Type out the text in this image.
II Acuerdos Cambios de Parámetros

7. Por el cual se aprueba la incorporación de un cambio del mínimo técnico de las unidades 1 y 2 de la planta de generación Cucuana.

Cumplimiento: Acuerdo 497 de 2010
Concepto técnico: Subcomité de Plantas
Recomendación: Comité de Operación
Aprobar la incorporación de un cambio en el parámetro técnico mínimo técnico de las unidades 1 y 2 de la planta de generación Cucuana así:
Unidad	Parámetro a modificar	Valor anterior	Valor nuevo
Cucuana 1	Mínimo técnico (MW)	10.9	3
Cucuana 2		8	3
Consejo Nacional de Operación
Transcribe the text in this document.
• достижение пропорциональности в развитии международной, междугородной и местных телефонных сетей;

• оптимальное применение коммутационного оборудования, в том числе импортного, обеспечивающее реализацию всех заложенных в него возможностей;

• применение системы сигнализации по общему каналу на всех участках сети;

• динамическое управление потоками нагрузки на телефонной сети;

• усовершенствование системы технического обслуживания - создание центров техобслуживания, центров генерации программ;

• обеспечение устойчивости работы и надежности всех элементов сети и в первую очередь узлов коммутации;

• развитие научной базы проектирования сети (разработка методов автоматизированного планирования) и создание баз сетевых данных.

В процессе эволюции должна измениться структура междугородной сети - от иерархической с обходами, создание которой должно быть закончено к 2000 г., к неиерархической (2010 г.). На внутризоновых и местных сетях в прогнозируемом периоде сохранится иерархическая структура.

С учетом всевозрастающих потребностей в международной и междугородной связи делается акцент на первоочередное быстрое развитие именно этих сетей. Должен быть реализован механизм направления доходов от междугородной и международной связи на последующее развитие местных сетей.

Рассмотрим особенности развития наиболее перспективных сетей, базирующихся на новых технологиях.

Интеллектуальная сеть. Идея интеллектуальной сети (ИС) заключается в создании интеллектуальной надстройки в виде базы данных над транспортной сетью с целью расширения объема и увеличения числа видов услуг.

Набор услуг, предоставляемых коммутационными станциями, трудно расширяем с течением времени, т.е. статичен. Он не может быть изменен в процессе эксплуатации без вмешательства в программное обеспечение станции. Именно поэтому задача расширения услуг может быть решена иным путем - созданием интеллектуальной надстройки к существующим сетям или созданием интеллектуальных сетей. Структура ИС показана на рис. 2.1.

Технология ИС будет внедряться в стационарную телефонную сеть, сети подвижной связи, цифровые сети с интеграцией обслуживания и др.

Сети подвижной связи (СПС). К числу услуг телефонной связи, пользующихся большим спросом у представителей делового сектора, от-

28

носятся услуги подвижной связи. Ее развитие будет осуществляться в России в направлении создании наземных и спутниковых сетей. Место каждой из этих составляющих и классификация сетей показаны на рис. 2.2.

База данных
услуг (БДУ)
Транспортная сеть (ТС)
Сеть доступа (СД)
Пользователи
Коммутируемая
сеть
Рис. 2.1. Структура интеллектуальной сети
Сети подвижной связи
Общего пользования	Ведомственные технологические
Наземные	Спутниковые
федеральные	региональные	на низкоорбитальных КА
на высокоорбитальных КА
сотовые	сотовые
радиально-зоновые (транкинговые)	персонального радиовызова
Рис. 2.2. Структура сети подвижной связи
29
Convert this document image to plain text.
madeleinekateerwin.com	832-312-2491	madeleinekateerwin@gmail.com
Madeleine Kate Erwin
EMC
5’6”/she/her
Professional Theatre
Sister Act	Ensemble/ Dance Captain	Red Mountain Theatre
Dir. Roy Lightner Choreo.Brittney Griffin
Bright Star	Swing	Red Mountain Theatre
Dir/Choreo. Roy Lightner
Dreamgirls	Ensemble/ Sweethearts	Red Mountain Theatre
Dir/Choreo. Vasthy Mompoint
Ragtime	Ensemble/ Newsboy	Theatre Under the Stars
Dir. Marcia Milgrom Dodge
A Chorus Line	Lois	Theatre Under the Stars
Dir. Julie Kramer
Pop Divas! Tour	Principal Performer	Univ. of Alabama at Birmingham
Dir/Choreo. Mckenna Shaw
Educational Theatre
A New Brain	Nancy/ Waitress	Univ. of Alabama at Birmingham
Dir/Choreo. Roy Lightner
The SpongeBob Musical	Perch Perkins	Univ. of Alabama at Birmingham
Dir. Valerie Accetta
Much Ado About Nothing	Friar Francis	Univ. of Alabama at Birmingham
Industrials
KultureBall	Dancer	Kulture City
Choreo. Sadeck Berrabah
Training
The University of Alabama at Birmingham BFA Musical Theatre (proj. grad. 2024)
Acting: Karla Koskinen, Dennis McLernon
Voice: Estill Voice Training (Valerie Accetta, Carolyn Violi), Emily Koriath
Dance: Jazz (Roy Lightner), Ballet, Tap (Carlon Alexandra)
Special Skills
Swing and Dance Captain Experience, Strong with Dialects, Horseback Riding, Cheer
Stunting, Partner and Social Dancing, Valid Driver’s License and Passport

========================================

Your task
Read the entries and show each line that mentions "быть".

Answer below
В процессе эволюции должна измениться структура междугородной сети - от иерархической с обходами, создание которой должно быть закончено к 2000 г., к неиерархической (2010 г.). На внутризоновых и местных сетях в прогнозируемом периоде сохранится иерархическая структура.
С учетом всевозрастающих потребностей в международной и междугородной связи делается акцент на первоочередное быстрое развитие именно этих сетей. Должен быть реализован механизм направления доходов от междугородной и международной связи на последующее развитие местных сетей.
Набор услуг, предоставляемых коммутационными станциями, трудно расширяем с течением времени, т.е. статичен. Он не может быть изменен в процессе эксплуатации без вмешательства в программное обеспечение станции. Именно поэтому задача расширения услуг может быть решена иным путем - созданием интеллектуальной надстройки к существующим сетям или созданием интеллектуальных сетей. Структура ИС показана на рис. 2.1.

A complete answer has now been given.